Data section:
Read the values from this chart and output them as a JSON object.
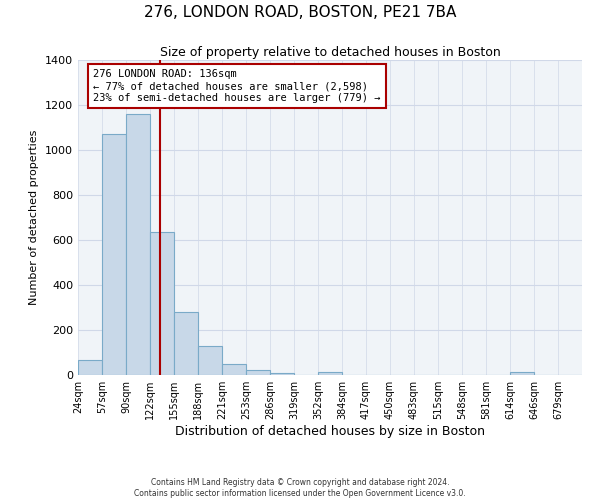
{
  "title": "276, LONDON ROAD, BOSTON, PE21 7BA",
  "subtitle": "Size of property relative to detached houses in Boston",
  "xlabel": "Distribution of detached houses by size in Boston",
  "ylabel": "Number of detached properties",
  "bin_labels": [
    "24sqm",
    "57sqm",
    "90sqm",
    "122sqm",
    "155sqm",
    "188sqm",
    "221sqm",
    "253sqm",
    "286sqm",
    "319sqm",
    "352sqm",
    "384sqm",
    "417sqm",
    "450sqm",
    "483sqm",
    "515sqm",
    "548sqm",
    "581sqm",
    "614sqm",
    "646sqm",
    "679sqm"
  ],
  "bar_heights": [
    65,
    1070,
    1160,
    635,
    280,
    130,
    48,
    22,
    10,
    0,
    15,
    0,
    0,
    0,
    0,
    0,
    0,
    0,
    15,
    0,
    0
  ],
  "bar_color": "#c8d8e8",
  "bar_edgecolor": "#7aaac8",
  "vline_color": "#aa0000",
  "annotation_text": "276 LONDON ROAD: 136sqm\n← 77% of detached houses are smaller (2,598)\n23% of semi-detached houses are larger (779) →",
  "annotation_box_edgecolor": "#aa0000",
  "annotation_box_facecolor": "#ffffff",
  "ylim": [
    0,
    1400
  ],
  "yticks": [
    0,
    200,
    400,
    600,
    800,
    1000,
    1200,
    1400
  ],
  "grid_color": "#d0d8e8",
  "bg_color": "#f0f4f8",
  "footer_line1": "Contains HM Land Registry data © Crown copyright and database right 2024.",
  "footer_line2": "Contains public sector information licensed under the Open Government Licence v3.0."
}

Task goal: Restate each entry word for word, please, but drop any images it holds.

Reply to the task:
Read the values from this chart and output them as a JSON object.
{
  "title": "276, LONDON ROAD, BOSTON, PE21 7BA",
  "subtitle": "Size of property relative to detached houses in Boston",
  "xlabel": "Distribution of detached houses by size in Boston",
  "ylabel": "Number of detached properties",
  "bin_labels": [
    "24sqm",
    "57sqm",
    "90sqm",
    "122sqm",
    "155sqm",
    "188sqm",
    "221sqm",
    "253sqm",
    "286sqm",
    "319sqm",
    "352sqm",
    "384sqm",
    "417sqm",
    "450sqm",
    "483sqm",
    "515sqm",
    "548sqm",
    "581sqm",
    "614sqm",
    "646sqm",
    "679sqm"
  ],
  "bar_heights": [
    65,
    1070,
    1160,
    635,
    280,
    130,
    48,
    22,
    10,
    0,
    15,
    0,
    0,
    0,
    0,
    0,
    0,
    0,
    15,
    0,
    0
  ],
  "bar_color": "#c8d8e8",
  "bar_edgecolor": "#7aaac8",
  "vline_color": "#aa0000",
  "annotation_text": "276 LONDON ROAD: 136sqm\n← 77% of detached houses are smaller (2,598)\n23% of semi-detached houses are larger (779) →",
  "annotation_box_edgecolor": "#aa0000",
  "annotation_box_facecolor": "#ffffff",
  "ylim": [
    0,
    1400
  ],
  "yticks": [
    0,
    200,
    400,
    600,
    800,
    1000,
    1200,
    1400
  ],
  "grid_color": "#d0d8e8",
  "bg_color": "#f0f4f8",
  "footer_line1": "Contains HM Land Registry data © Crown copyright and database right 2024.",
  "footer_line2": "Contains public sector information licensed under the Open Government Licence v3.0."
}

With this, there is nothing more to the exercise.